* TASK BRIEF:
Pick out the lines below that include the string "regular".

* SOURCE MATERIAL:
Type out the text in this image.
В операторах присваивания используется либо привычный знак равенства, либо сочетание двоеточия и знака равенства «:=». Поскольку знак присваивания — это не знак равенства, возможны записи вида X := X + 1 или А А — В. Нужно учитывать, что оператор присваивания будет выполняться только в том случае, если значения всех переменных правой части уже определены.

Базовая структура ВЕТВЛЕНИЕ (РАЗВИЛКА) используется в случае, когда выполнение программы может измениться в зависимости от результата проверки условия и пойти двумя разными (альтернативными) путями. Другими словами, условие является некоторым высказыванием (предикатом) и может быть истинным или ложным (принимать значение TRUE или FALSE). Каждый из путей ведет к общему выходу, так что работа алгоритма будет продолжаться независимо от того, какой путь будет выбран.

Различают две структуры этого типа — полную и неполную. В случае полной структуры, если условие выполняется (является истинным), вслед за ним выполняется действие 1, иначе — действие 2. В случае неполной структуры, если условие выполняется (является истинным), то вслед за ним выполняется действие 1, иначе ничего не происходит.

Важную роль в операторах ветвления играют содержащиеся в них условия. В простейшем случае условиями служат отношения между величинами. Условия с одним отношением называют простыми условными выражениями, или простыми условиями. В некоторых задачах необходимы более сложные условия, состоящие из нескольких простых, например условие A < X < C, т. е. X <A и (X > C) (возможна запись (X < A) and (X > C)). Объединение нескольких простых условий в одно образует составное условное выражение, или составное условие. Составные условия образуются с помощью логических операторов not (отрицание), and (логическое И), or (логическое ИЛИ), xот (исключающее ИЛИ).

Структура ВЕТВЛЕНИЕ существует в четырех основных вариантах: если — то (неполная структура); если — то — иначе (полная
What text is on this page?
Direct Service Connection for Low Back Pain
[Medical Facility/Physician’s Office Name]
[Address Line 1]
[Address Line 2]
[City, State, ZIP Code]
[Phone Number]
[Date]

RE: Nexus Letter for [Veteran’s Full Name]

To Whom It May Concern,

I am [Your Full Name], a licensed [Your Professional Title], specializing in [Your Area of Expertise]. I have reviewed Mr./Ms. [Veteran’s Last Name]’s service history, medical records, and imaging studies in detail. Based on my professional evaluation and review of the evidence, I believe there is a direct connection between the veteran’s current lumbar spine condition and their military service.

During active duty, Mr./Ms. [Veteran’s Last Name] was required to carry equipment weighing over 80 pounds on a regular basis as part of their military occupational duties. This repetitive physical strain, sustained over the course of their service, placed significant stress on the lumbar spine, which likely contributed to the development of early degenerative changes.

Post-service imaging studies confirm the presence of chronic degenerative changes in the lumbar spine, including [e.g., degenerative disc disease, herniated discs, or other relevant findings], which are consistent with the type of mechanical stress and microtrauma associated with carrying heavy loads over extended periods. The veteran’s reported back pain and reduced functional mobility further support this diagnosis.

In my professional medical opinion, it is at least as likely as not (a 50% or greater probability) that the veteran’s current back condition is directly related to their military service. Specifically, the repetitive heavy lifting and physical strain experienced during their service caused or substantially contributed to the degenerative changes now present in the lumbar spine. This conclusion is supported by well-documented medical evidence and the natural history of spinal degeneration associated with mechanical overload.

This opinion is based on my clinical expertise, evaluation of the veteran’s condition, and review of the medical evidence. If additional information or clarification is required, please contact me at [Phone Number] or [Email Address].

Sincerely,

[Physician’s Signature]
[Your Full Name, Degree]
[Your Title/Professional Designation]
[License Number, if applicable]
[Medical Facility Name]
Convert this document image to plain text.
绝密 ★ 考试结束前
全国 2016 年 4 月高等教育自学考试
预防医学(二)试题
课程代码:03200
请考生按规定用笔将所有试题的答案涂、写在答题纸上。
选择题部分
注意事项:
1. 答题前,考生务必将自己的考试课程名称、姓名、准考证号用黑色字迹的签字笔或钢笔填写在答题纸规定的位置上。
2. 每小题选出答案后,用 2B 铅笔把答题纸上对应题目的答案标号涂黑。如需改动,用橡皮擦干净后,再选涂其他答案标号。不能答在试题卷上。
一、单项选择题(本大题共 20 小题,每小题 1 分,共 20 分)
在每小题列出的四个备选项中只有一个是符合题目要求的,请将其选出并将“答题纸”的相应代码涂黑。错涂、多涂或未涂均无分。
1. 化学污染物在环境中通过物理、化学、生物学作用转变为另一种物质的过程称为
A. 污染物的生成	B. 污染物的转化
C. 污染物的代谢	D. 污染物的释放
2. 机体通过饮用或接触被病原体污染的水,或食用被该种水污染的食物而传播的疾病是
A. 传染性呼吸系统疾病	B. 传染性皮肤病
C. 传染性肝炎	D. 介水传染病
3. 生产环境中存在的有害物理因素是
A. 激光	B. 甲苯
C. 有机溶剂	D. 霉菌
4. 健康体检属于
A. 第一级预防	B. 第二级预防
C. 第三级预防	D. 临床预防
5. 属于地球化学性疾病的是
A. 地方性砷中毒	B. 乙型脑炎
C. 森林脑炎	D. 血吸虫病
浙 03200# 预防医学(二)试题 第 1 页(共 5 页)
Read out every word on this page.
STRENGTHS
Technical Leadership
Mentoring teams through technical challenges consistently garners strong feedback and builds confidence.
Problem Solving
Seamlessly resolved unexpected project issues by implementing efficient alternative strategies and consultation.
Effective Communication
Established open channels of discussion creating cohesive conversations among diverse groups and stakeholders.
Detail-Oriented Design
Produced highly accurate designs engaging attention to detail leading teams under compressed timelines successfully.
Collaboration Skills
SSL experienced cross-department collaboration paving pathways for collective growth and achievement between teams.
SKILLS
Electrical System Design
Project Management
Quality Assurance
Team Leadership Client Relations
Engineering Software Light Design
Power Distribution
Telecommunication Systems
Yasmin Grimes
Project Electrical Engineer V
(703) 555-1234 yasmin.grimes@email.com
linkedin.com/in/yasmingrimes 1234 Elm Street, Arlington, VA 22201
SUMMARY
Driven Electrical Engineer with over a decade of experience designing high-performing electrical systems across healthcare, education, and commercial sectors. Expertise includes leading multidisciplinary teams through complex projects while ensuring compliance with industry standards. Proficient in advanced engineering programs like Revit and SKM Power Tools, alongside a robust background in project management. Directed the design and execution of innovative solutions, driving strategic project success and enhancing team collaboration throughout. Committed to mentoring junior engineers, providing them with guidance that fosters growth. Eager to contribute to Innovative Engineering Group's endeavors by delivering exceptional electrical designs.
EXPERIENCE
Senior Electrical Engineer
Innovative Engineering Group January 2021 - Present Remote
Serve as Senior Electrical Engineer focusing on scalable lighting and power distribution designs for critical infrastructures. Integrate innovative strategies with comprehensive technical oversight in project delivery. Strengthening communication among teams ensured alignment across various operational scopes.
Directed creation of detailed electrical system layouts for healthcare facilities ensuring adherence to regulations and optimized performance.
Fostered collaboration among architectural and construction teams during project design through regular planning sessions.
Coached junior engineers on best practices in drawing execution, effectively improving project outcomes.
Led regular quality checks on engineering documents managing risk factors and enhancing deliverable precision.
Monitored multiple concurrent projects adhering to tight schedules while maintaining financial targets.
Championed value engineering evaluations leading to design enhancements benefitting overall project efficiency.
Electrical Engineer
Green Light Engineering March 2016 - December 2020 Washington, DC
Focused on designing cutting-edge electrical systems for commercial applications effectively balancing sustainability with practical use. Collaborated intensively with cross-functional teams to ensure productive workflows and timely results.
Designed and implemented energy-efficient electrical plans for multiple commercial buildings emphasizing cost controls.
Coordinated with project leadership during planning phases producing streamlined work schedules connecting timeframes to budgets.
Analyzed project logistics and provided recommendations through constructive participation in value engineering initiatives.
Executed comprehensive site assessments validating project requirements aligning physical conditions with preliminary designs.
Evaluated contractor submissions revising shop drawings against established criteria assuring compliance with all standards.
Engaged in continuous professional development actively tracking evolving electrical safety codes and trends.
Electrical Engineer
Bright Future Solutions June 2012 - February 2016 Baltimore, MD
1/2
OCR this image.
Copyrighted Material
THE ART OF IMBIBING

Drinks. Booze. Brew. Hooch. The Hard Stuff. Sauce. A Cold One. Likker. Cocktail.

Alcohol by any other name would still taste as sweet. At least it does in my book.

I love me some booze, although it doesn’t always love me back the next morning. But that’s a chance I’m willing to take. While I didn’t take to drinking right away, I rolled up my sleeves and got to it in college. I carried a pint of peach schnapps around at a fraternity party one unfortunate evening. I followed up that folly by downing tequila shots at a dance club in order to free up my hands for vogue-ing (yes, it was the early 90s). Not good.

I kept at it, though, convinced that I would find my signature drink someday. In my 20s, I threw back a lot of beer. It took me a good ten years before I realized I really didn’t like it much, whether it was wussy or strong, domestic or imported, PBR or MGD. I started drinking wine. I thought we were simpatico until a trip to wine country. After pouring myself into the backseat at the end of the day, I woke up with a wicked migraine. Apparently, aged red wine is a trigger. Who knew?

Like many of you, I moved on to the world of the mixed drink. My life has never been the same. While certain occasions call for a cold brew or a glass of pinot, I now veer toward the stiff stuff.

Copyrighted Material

* ANSWER TO THE EXERCISE:
During active duty, Mr./Ms. [Veteran’s Last Name] was required to carry equipment weighing over 80 pounds on a regular basis as part of their military occupational duties. This repetitive physical strain, sustained over the course of their service, placed significant stress on the lumbar spine, which likely contributed to the development of early degenerative changes.
Fostered collaboration among architectural and construction teams during project design through regular planning sessions.
Led regular quality checks on engineering documents managing risk factors and enhancing deliverable precision.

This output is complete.